━━ Rows

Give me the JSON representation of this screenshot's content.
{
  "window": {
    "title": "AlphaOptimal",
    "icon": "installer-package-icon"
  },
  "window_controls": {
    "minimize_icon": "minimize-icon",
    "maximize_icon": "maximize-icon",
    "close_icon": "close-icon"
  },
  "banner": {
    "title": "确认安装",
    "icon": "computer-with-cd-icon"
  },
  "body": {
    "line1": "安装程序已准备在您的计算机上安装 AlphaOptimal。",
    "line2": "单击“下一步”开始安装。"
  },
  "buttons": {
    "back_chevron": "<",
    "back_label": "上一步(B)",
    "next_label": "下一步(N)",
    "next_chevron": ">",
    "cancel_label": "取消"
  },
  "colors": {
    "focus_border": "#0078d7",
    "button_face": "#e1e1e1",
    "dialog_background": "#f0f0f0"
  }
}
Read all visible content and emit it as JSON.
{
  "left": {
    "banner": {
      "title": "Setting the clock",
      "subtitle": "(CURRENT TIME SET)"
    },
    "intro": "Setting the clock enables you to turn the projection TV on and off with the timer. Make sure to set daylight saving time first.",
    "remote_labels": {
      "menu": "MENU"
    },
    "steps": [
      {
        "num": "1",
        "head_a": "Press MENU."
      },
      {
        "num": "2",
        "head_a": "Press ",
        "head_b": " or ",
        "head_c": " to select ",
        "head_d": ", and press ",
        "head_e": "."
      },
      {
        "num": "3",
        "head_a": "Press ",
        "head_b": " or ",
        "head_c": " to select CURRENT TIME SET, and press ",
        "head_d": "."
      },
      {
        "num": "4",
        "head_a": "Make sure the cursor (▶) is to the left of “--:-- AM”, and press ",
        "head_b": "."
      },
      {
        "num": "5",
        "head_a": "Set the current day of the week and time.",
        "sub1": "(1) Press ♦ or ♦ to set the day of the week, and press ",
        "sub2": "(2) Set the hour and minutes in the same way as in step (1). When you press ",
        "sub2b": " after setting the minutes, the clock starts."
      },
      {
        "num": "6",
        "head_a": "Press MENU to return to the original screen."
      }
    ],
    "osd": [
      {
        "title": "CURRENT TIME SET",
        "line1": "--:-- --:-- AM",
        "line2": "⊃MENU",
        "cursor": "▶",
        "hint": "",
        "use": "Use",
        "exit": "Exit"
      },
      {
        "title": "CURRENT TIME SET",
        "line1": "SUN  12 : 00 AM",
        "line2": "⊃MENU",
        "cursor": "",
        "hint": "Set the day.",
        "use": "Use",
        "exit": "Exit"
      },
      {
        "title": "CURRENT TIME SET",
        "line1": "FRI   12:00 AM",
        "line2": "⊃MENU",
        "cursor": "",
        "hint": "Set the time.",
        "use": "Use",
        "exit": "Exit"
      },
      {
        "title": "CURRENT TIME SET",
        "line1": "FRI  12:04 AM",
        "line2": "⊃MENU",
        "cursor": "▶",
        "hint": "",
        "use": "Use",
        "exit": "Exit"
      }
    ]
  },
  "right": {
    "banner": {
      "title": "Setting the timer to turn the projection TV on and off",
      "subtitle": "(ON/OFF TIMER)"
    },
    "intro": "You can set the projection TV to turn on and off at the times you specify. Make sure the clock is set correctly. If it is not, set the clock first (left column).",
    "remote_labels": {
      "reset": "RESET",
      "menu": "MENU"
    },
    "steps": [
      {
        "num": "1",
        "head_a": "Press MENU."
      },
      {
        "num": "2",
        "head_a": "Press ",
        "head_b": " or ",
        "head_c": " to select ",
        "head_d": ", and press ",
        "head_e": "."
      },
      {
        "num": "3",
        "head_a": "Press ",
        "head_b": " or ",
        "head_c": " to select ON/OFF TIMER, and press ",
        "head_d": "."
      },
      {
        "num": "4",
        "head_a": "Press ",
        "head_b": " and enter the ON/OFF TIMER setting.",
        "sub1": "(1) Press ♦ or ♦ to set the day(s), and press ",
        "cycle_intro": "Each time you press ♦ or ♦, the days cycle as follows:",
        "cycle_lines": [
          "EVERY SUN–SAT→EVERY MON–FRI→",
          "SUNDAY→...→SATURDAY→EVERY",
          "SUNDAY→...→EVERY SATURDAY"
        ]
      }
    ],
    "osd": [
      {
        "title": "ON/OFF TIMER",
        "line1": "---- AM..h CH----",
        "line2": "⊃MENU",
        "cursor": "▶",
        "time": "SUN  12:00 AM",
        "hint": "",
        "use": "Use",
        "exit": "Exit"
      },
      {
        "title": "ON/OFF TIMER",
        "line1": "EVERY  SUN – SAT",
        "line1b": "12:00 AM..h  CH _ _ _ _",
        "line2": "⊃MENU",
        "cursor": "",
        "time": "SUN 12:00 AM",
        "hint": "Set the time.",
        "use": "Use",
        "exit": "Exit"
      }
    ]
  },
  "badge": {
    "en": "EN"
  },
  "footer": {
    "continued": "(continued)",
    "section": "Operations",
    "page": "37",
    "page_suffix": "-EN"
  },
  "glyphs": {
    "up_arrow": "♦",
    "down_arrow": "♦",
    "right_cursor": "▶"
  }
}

━━━━

## Problem statement
Quote the material exactly, leaving nothing out.

## Task output
Give me the JSON representation of this screenshot's content.
{
  "window": {
    "title": "AlphaOptimal",
    "icon": "installer-package-icon"
  },
  "window_controls": {
    "minimize_icon": "minimize-icon",
    "maximize_icon": "maximize-icon",
    "close_icon": "close-icon"
  },
  "banner": {
    "title": "确认安装",
    "icon": "computer-with-cd-icon"
  },
  "body": {
    "line1": "安装程序已准备在您的计算机上安装 AlphaOptimal。",
    "line2": "单击“下一步”开始安装。"
  },
  "buttons": {
    "back_chevron": "<",
    "back_label": "上一步(B)",
    "next_label": "下一步(N)",
    "next_chevron": ">",
    "cancel_label": "取消"
  },
  "colors": {
    "focus_border": "#0078d7",
    "button_face": "#e1e1e1",
    "dialog_background": "#f0f0f0"
  }
}
Read all visible content and emit it as JSON.
{
  "left": {
    "banner": {
      "title": "Setting the clock",
      "subtitle": "(CURRENT TIME SET)"
    },
    "intro": "Setting the clock enables you to turn the projection TV on and off with the timer. Make sure to set daylight saving time first.",
    "remote_labels": {
      "menu": "MENU"
    },
    "steps": [
      {
        "num": "1",
        "head_a": "Press MENU."
      },
      {
        "num": "2",
        "head_a": "Press ",
        "head_b": " or ",
        "head_c": " to select ",
        "head_d": ", and press ",
        "head_e": "."
      },
      {
        "num": "3",
        "head_a": "Press ",
        "head_b": " or ",
        "head_c": " to select CURRENT TIME SET, and press ",
        "head_d": "."
      },
      {
        "num": "4",
        "head_a": "Make sure the cursor (▶) is to the left of “--:-- AM”, and press ",
        "head_b": "."
      },
      {
        "num": "5",
        "head_a": "Set the current day of the week and time.",
        "sub1": "(1) Press ♦ or ♦ to set the day of the week, and press ",
        "sub2": "(2) Set the hour and minutes in the same way as in step (1). When you press ",
        "sub2b": " after setting the minutes, the clock starts."
      },
      {
        "num": "6",
        "head_a": "Press MENU to return to the original screen."
      }
    ],
    "osd": [
      {
        "title": "CURRENT TIME SET",
        "line1": "--:-- --:-- AM",
        "line2": "⊃MENU",
        "cursor": "▶",
        "hint": "",
        "use": "Use",
        "exit": "Exit"
      },
      {
        "title": "CURRENT TIME SET",
        "line1": "SUN  12 : 00 AM",
        "line2": "⊃MENU",
        "cursor": "",
        "hint": "Set the day.",
        "use": "Use",
        "exit": "Exit"
      },
      {
        "title": "CURRENT TIME SET",
        "line1": "FRI   12:00 AM",
        "line2": "⊃MENU",
        "cursor": "",
        "hint": "Set the time.",
        "use": "Use",
        "exit": "Exit"
      },
      {
        "title": "CURRENT TIME SET",
        "line1": "FRI  12:04 AM",
        "line2": "⊃MENU",
        "cursor": "▶",
        "hint": "",
        "use": "Use",
        "exit": "Exit"
      }
    ]
  },
  "right": {
    "banner": {
      "title": "Setting the timer to turn the projection TV on and off",
      "subtitle": "(ON/OFF TIMER)"
    },
    "intro": "You can set the projection TV to turn on and off at the times you specify. Make sure the clock is set correctly. If it is not, set the clock first (left column).",
    "remote_labels": {
      "reset": "RESET",
      "menu": "MENU"
    },
    "steps": [
      {
        "num": "1",
        "head_a": "Press MENU."
      },
      {
        "num": "2",
        "head_a": "Press ",
        "head_b": " or ",
        "head_c": " to select ",
        "head_d": ", and press ",
        "head_e": "."
      },
      {
        "num": "3",
        "head_a": "Press ",
        "head_b": " or ",
        "head_c": " to select ON/OFF TIMER, and press ",
        "head_d": "."
      },
      {
        "num": "4",
        "head_a": "Press ",
        "head_b": " and enter the ON/OFF TIMER setting.",
        "sub1": "(1) Press ♦ or ♦ to set the day(s), and press ",
        "cycle_intro": "Each time you press ♦ or ♦, the days cycle as follows:",
        "cycle_lines": [
          "EVERY SUN–SAT→EVERY MON–FRI→",
          "SUNDAY→...→SATURDAY→EVERY",
          "SUNDAY→...→EVERY SATURDAY"
        ]
      }
    ],
    "osd": [
      {
        "title": "ON/OFF TIMER",
        "line1": "---- AM..h CH----",
        "line2": "⊃MENU",
        "cursor": "▶",
        "time": "SUN  12:00 AM",
        "hint": "",
        "use": "Use",
        "exit": "Exit"
      },
      {
        "title": "ON/OFF TIMER",
        "line1": "EVERY  SUN – SAT",
        "line1b": "12:00 AM..h  CH _ _ _ _",
        "line2": "⊃MENU",
        "cursor": "",
        "time": "SUN 12:00 AM",
        "hint": "Set the time.",
        "use": "Use",
        "exit": "Exit"
      }
    ]
  },
  "badge": {
    "en": "EN"
  },
  "footer": {
    "continued": "(continued)",
    "section": "Operations",
    "page": "37",
    "page_suffix": "-EN"
  },
  "glyphs": {
    "up_arrow": "♦",
    "down_arrow": "♦",
    "right_cursor": "▶"
  }
}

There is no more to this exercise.